**WRITTEN PROBLEM**
Every line must be returned precisely as it is written.

**GIVEN ENTRIES**
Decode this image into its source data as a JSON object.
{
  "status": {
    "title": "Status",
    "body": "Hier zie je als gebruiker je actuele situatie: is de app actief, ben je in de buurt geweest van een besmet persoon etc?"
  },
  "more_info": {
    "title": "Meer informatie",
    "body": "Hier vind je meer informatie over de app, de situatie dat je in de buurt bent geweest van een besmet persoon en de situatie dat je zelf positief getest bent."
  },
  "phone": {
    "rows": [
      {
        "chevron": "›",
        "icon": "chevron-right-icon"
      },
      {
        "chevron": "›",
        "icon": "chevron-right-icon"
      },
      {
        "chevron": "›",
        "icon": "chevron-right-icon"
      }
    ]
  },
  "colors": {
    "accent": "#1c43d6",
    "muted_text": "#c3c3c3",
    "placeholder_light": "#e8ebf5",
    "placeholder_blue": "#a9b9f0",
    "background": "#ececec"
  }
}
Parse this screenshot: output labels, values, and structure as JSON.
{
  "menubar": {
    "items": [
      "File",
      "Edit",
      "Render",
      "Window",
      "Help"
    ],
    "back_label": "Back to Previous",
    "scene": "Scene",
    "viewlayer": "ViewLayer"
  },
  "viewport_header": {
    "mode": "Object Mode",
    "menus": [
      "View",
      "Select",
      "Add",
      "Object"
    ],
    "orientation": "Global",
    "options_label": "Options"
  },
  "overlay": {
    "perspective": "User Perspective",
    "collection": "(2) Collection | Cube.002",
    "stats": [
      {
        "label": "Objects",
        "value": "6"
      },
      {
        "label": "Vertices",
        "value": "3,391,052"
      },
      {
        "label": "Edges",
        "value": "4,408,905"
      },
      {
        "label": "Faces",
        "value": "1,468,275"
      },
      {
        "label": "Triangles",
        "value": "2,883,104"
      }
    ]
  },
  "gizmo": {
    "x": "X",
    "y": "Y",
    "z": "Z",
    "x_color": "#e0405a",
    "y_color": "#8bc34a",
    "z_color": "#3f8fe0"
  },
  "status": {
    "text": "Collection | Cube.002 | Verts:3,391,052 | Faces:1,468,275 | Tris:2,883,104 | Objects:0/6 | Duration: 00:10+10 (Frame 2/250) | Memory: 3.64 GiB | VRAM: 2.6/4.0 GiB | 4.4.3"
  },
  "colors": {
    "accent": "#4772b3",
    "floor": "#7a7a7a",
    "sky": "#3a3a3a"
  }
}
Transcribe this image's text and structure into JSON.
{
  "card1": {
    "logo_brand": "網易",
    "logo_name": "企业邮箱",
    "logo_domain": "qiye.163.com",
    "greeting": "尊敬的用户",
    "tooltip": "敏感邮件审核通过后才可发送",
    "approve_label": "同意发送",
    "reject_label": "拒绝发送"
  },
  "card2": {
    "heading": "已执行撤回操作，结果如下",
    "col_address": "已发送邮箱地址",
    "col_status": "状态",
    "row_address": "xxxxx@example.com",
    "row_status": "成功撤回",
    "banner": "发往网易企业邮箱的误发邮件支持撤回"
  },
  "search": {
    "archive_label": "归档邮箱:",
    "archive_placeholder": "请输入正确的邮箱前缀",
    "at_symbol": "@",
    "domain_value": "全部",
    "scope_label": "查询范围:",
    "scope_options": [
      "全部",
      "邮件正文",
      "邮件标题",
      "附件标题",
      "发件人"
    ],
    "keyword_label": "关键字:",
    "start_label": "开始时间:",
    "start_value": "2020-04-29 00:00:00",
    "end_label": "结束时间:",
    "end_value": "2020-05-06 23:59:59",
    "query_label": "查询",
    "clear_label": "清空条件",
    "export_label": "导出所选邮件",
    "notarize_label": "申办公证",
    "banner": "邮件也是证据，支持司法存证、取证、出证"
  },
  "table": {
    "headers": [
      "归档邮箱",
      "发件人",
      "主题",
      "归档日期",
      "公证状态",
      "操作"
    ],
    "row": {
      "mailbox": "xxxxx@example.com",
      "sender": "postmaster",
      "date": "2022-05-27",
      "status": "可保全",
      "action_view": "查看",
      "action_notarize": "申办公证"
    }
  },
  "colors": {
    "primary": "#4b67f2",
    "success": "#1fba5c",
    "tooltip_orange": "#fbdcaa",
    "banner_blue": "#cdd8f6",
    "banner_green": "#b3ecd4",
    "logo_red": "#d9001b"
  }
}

**ANSWER BELOW**
Decode this image into its source data as a JSON object.
{
  "status": {
    "title": "Status",
    "body": "Hier zie je als gebruiker je actuele situatie: is de app actief, ben je in de buurt geweest van een besmet persoon etc?"
  },
  "more_info": {
    "title": "Meer informatie",
    "body": "Hier vind je meer informatie over de app, de situatie dat je in de buurt bent geweest van een besmet persoon en de situatie dat je zelf positief getest bent."
  },
  "phone": {
    "rows": [
      {
        "chevron": "›",
        "icon": "chevron-right-icon"
      },
      {
        "chevron": "›",
        "icon": "chevron-right-icon"
      },
      {
        "chevron": "›",
        "icon": "chevron-right-icon"
      }
    ]
  },
  "colors": {
    "accent": "#1c43d6",
    "muted_text": "#c3c3c3",
    "placeholder_light": "#e8ebf5",
    "placeholder_blue": "#a9b9f0",
    "background": "#ececec"
  }
}
Parse this screenshot: output labels, values, and structure as JSON.
{
  "menubar": {
    "items": [
      "File",
      "Edit",
      "Render",
      "Window",
      "Help"
    ],
    "back_label": "Back to Previous",
    "scene": "Scene",
    "viewlayer": "ViewLayer"
  },
  "viewport_header": {
    "mode": "Object Mode",
    "menus": [
      "View",
      "Select",
      "Add",
      "Object"
    ],
    "orientation": "Global",
    "options_label": "Options"
  },
  "overlay": {
    "perspective": "User Perspective",
    "collection": "(2) Collection | Cube.002",
    "stats": [
      {
        "label": "Objects",
        "value": "6"
      },
      {
        "label": "Vertices",
        "value": "3,391,052"
      },
      {
        "label": "Edges",
        "value": "4,408,905"
      },
      {
        "label": "Faces",
        "value": "1,468,275"
      },
      {
        "label": "Triangles",
        "value": "2,883,104"
      }
    ]
  },
  "gizmo": {
    "x": "X",
    "y": "Y",
    "z": "Z",
    "x_color": "#e0405a",
    "y_color": "#8bc34a",
    "z_color": "#3f8fe0"
  },
  "status": {
    "text": "Collection | Cube.002 | Verts:3,391,052 | Faces:1,468,275 | Tris:2,883,104 | Objects:0/6 | Duration: 00:10+10 (Frame 2/250) | Memory: 3.64 GiB | VRAM: 2.6/4.0 GiB | 4.4.3"
  },
  "colors": {
    "accent": "#4772b3",
    "floor": "#7a7a7a",
    "sky": "#3a3a3a"
  }
}
Transcribe this image's text and structure into JSON.
{
  "card1": {
    "logo_brand": "網易",
    "logo_name": "企业邮箱",
    "logo_domain": "qiye.163.com",
    "greeting": "尊敬的用户",
    "tooltip": "敏感邮件审核通过后才可发送",
    "approve_label": "同意发送",
    "reject_label": "拒绝发送"
  },
  "card2": {
    "heading": "已执行撤回操作，结果如下",
    "col_address": "已发送邮箱地址",
    "col_status": "状态",
    "row_address": "xxxxx@example.com",
    "row_status": "成功撤回",
    "banner": "发往网易企业邮箱的误发邮件支持撤回"
  },
  "search": {
    "archive_label": "归档邮箱:",
    "archive_placeholder": "请输入正确的邮箱前缀",
    "at_symbol": "@",
    "domain_value": "全部",
    "scope_label": "查询范围:",
    "scope_options": [
      "全部",
      "邮件正文",
      "邮件标题",
      "附件标题",
      "发件人"
    ],
    "keyword_label": "关键字:",
    "start_label": "开始时间:",
    "start_value": "2020-04-29 00:00:00",
    "end_label": "结束时间:",
    "end_value": "2020-05-06 23:59:59",
    "query_label": "查询",
    "clear_label": "清空条件",
    "export_label": "导出所选邮件",
    "notarize_label": "申办公证",
    "banner": "邮件也是证据，支持司法存证、取证、出证"
  },
  "table": {
    "headers": [
      "归档邮箱",
      "发件人",
      "主题",
      "归档日期",
      "公证状态",
      "操作"
    ],
    "row": {
      "mailbox": "xxxxx@example.com",
      "sender": "postmaster",
      "date": "2022-05-27",
      "status": "可保全",
      "action_view": "查看",
      "action_notarize": "申办公证"
    }
  },
  "colors": {
    "primary": "#4b67f2",
    "success": "#1fba5c",
    "tooltip_orange": "#fbdcaa",
    "banner_blue": "#cdd8f6",
    "banner_green": "#b3ecd4",
    "logo_red": "#d9001b"
  }
}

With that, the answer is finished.